** Start of Records for this task **

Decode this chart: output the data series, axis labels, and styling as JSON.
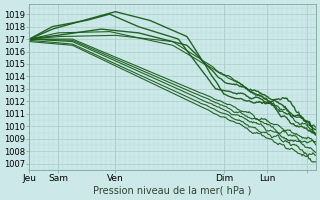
{
  "xlabel": "Pression niveau de la mer( hPa )",
  "ylim": [
    1006.5,
    1019.8
  ],
  "yticks": [
    1007,
    1008,
    1009,
    1010,
    1011,
    1012,
    1013,
    1014,
    1015,
    1016,
    1017,
    1018,
    1019
  ],
  "xtick_labels": [
    "Jeu",
    "Sam",
    "Ven",
    "Dim",
    "Lun",
    ""
  ],
  "xtick_positions": [
    0.0,
    0.1,
    0.3,
    0.68,
    0.83,
    0.97
  ],
  "bg_color": "#cce8e8",
  "grid_major_color": "#aacccc",
  "grid_minor_color": "#bbdddd",
  "line_color": "#1a5c1a"
}
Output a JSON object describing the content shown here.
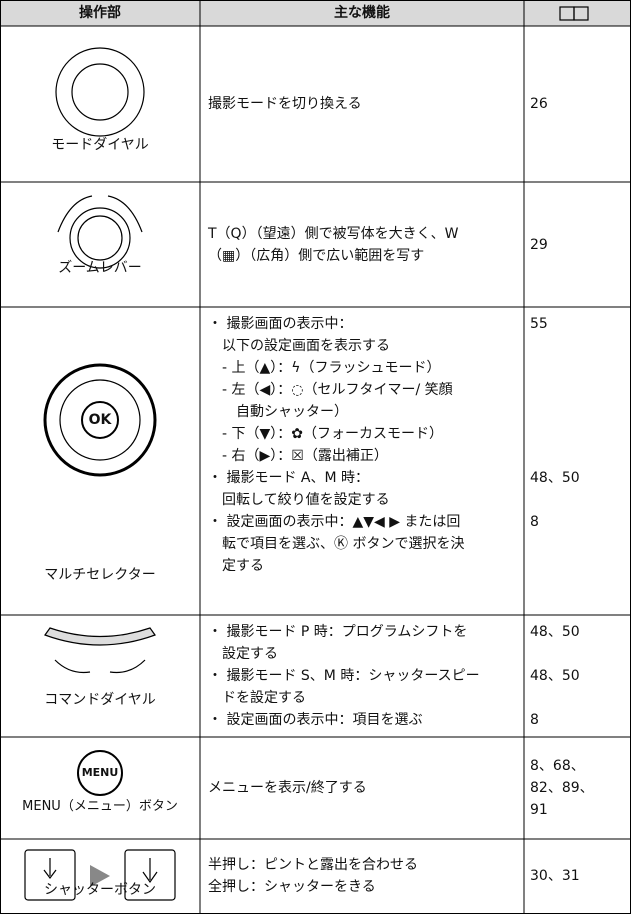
{
  "table": {
    "header": [
      "操作部",
      "主な機能"
    ],
    "rows": [
      {
        "label": "モードダイヤル",
        "items": [
          {
            "lines": [
              "撮影モードを切り換える"
            ],
            "pages": [
              "26"
            ]
          }
        ]
      },
      {
        "label": "ズームレバー",
        "items": [
          {
            "lines": [
              "T（Q）（望遠）側で被写体を大きく、W",
              "（▦）（広角）側で広い範囲を写す"
            ],
            "pages": [
              "29"
            ]
          }
        ]
      },
      {
        "label": "マルチセレクター",
        "icon_label": "OK",
        "items": [
          {
            "lines": [
              "・ 撮影画面の表示中：",
              "　以下の設定画面を表示する",
              "　- 上（▲）：ϟ（フラッシュモード）",
              "　- 左（◀）：◌（セルフタイマー/ 笑顔",
              "　　自動シャッター）",
              "　- 下（▼）：✿（フォーカスモード）",
              "　- 右（▶）：☒（露出補正）"
            ],
            "pages": [
              "55"
            ]
          },
          {
            "lines": [
              "・ 撮影モード A、M 時：",
              "　回転して絞り値を設定する"
            ],
            "pages": [
              "48、50"
            ]
          },
          {
            "lines": [
              "・ 設定画面の表示中：▲▼◀ ▶ または回",
              "　転で項目を選ぶ、Ⓚ ボタンで選択を決",
              "　定する"
            ],
            "pages": [
              "8"
            ]
          }
        ]
      },
      {
        "label": "コマンドダイヤル",
        "items": [
          {
            "lines": [
              "・ 撮影モード P 時：プログラムシフトを",
              "　設定する"
            ],
            "pages": [
              "48、50"
            ]
          },
          {
            "lines": [
              "・ 撮影モード S、M 時：シャッタースピー",
              "　ドを設定する"
            ],
            "pages": [
              "48、50"
            ]
          },
          {
            "lines": [
              "・ 設定画面の表示中：項目を選ぶ"
            ],
            "pages": [
              "8"
            ]
          }
        ]
      },
      {
        "label": "MENU（メニュー）ボタン",
        "icon_label": "MENU",
        "items": [
          {
            "lines": [
              "メニューを表示/終了する"
            ],
            "pages": [
              "8、68、",
              "82、89、",
              "91"
            ]
          }
        ]
      },
      {
        "label": "シャッターボタン",
        "items": [
          {
            "lines": [
              "半押し：ピントと露出を合わせる",
              "全押し：シャッターをきる"
            ],
            "pages": [
              "30、31"
            ]
          }
        ]
      }
    ]
  }
}
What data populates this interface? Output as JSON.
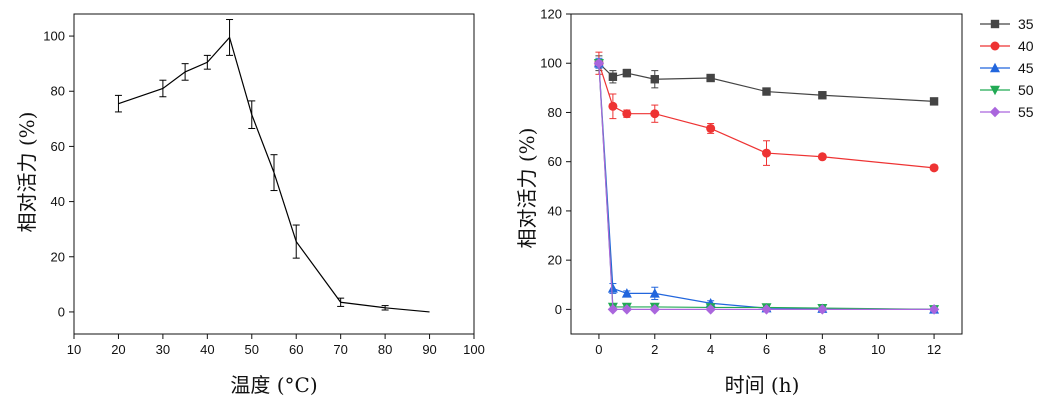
{
  "chart_data": [
    {
      "type": "line",
      "xlabel": "温度 (°C)",
      "ylabel": "相对活力 (%)",
      "xlim": [
        10,
        100
      ],
      "ylim": [
        -8,
        108
      ],
      "xticks": [
        10,
        20,
        30,
        40,
        50,
        60,
        70,
        80,
        90,
        100
      ],
      "yticks": [
        0,
        20,
        40,
        60,
        80,
        100
      ],
      "legend": "none",
      "series": [
        {
          "color": "#000000",
          "marker": "none",
          "x": [
            20,
            30,
            35,
            40,
            45,
            50,
            55,
            60,
            70,
            80,
            90
          ],
          "y": [
            75.5,
            81,
            87,
            90.5,
            99.5,
            71.5,
            50.5,
            25.5,
            3.5,
            1.5,
            0
          ],
          "err": [
            3,
            3,
            3,
            2.5,
            6.5,
            5,
            6.5,
            6,
            1.5,
            0.8,
            0
          ]
        }
      ]
    },
    {
      "type": "line",
      "xlabel": "时间 (h)",
      "ylabel": "相对活力 (%)",
      "xlim": [
        -1,
        13
      ],
      "ylim": [
        -10,
        120
      ],
      "xticks": [
        0,
        2,
        4,
        6,
        8,
        10,
        12
      ],
      "yticks": [
        0,
        20,
        40,
        60,
        80,
        100,
        120
      ],
      "legend": "right",
      "series": [
        {
          "name": "35",
          "color": "#444444",
          "marker": "square",
          "x": [
            0,
            0.5,
            1,
            2,
            4,
            6,
            8,
            12
          ],
          "y": [
            100,
            94.5,
            96,
            93.5,
            94,
            88.5,
            87,
            84.5
          ],
          "err": [
            3,
            2.5,
            1.5,
            3.5,
            1,
            1,
            1,
            1
          ]
        },
        {
          "name": "40",
          "color": "#ee3333",
          "marker": "circle",
          "x": [
            0,
            0.5,
            1,
            2,
            4,
            6,
            8,
            12
          ],
          "y": [
            100,
            82.5,
            79.5,
            79.5,
            73.5,
            63.5,
            62,
            57.5
          ],
          "err": [
            4.5,
            5,
            1.5,
            3.5,
            2,
            5,
            1,
            1
          ]
        },
        {
          "name": "45",
          "color": "#2266dd",
          "marker": "triangle-up",
          "x": [
            0,
            0.5,
            1,
            2,
            4,
            6,
            8,
            12
          ],
          "y": [
            100,
            8.5,
            6.5,
            6.5,
            2.5,
            0.5,
            0.3,
            0
          ],
          "err": [
            2,
            2,
            1,
            2.5,
            1,
            0.5,
            0.3,
            0.2
          ]
        },
        {
          "name": "50",
          "color": "#22aa55",
          "marker": "triangle-down",
          "x": [
            0,
            0.5,
            1,
            2,
            4,
            6,
            8,
            12
          ],
          "y": [
            100,
            1,
            1,
            1,
            0.8,
            0.8,
            0.5,
            0
          ],
          "err": [
            1,
            0.5,
            0.5,
            0.5,
            0.3,
            0.3,
            0.3,
            0.2
          ]
        },
        {
          "name": "55",
          "color": "#aa66dd",
          "marker": "diamond",
          "x": [
            0,
            0.5,
            1,
            2,
            4,
            6,
            8,
            12
          ],
          "y": [
            100,
            0,
            0,
            0,
            0,
            0,
            0,
            0
          ],
          "err": [
            1,
            0.3,
            0.3,
            0.3,
            0.3,
            0.3,
            0.3,
            0.3
          ]
        }
      ]
    }
  ]
}
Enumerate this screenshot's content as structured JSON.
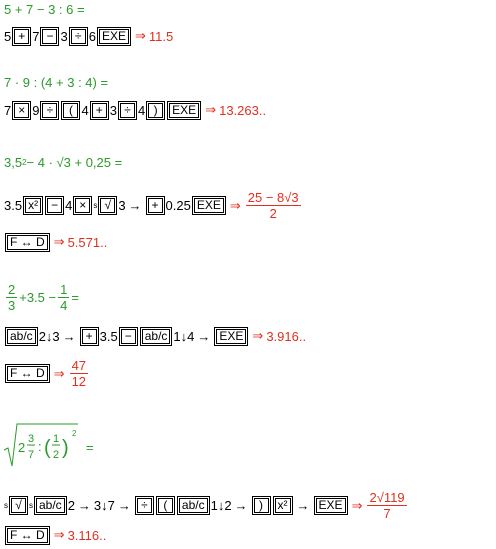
{
  "ex1": {
    "expr": "5 + 7 − 3 : 6 =",
    "keys": [
      "5",
      "+",
      "7",
      "−",
      "3",
      "÷",
      "6",
      "EXE"
    ],
    "result": "11.5"
  },
  "ex2": {
    "expr": "7 · 9 : (4 + 3 : 4) =",
    "keys": [
      "7",
      "×",
      "9",
      "÷",
      "(",
      "4",
      "+",
      "3",
      "÷",
      "4",
      ")",
      "EXE"
    ],
    "result": "13.263.."
  },
  "ex3": {
    "expr_a": "3,5",
    "expr_b": " − 4 · √3 + 0,25 =",
    "keys_a": [
      "3.5",
      "x²",
      "−",
      "4",
      "×",
      "s",
      "√",
      "3",
      "→",
      "+",
      "0.25",
      "EXE"
    ],
    "result_num": "25 − 8√3",
    "result_den": "2",
    "toggle": "F ↔ D",
    "toggle_result": "5.571.."
  },
  "ex4": {
    "frac1_num": "2",
    "frac1_den": "3",
    "mid": "+3.5 −",
    "frac2_num": "1",
    "frac2_den": "4",
    "eq": "=",
    "keys": [
      "ab/c",
      "2",
      "↓",
      "3",
      "→",
      "+",
      "3.5",
      "−",
      "ab/c",
      "1",
      "↓",
      "4",
      "→",
      "EXE"
    ],
    "result": "3.916..",
    "toggle": "F ↔ D",
    "toggle_num": "47",
    "toggle_den": "12"
  },
  "ex5": {
    "keys": [
      "s",
      "√",
      "s",
      "ab/c",
      "2",
      "→",
      "3",
      "↓",
      "7",
      "→",
      "÷",
      "(",
      "ab/c",
      "1",
      "↓",
      "2",
      "→",
      ")",
      "x²",
      "→",
      "EXE"
    ],
    "result_num": "2√119",
    "result_den": "7",
    "toggle": "F ↔ D",
    "toggle_result": "3.116.."
  }
}
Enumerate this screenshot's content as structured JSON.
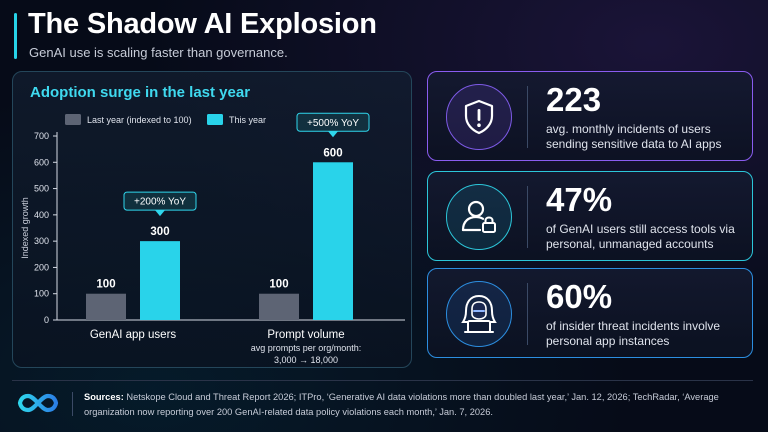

** End of Records for this task **

■ **Aim of the task**
Show all lines in the entries above where the word "xlabel" appears.

■ **Problem solution**
  "xlabel": "Pression niveau de la mer( hPa )",
      "xlabel": "温度 (°C)",
      "xlabel": "时间 (h)",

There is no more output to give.